* **What to do**: Scan the lines below for the word "icon". Copy each line you find it in.

* **Record list**:
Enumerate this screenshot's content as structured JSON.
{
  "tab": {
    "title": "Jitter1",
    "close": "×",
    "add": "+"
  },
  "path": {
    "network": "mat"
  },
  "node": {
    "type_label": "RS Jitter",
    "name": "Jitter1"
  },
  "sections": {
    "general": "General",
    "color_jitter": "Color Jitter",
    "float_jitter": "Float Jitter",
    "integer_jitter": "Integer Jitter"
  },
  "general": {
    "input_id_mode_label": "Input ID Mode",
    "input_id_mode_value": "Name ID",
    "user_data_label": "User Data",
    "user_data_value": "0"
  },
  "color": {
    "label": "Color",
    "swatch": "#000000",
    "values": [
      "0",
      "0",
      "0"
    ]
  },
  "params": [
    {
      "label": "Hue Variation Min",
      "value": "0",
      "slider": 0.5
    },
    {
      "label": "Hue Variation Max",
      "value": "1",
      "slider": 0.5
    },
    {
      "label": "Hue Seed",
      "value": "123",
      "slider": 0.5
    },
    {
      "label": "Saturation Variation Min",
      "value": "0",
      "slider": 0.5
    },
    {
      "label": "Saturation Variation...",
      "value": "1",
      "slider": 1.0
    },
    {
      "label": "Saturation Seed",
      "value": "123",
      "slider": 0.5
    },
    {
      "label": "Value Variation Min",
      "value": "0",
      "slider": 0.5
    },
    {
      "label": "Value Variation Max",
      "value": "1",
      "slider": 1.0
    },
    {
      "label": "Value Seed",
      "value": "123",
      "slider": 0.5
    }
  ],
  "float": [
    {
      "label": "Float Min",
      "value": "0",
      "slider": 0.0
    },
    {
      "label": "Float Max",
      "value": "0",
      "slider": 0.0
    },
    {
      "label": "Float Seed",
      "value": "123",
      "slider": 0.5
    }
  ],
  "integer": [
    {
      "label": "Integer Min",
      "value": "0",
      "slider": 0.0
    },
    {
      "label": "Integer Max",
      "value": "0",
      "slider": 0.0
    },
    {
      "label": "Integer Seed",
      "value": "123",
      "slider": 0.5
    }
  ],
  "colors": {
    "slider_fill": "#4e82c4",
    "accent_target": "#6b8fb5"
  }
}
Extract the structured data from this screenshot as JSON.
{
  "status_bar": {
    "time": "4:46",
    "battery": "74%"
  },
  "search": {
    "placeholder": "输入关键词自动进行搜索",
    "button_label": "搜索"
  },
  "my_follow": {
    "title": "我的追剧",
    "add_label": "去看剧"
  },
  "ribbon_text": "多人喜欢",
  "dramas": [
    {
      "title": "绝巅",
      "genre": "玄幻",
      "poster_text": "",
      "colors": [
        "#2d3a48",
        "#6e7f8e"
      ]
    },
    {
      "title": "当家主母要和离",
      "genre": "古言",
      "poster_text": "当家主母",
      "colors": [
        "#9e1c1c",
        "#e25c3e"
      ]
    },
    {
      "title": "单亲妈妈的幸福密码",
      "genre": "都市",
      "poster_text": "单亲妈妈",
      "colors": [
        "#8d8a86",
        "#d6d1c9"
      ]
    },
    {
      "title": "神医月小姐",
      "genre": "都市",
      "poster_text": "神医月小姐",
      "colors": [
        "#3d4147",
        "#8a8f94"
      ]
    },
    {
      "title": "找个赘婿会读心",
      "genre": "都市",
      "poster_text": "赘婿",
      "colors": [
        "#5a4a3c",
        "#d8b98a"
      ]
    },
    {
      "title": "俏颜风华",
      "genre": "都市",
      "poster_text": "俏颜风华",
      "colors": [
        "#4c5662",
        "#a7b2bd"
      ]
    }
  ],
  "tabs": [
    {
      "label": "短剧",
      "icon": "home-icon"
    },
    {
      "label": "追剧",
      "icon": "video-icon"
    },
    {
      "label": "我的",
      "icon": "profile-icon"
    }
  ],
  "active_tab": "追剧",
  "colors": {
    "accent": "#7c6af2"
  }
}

* **Response to the exercise**:
      "icon": "home-icon"
      "icon": "video-icon"
      "icon": "profile-icon"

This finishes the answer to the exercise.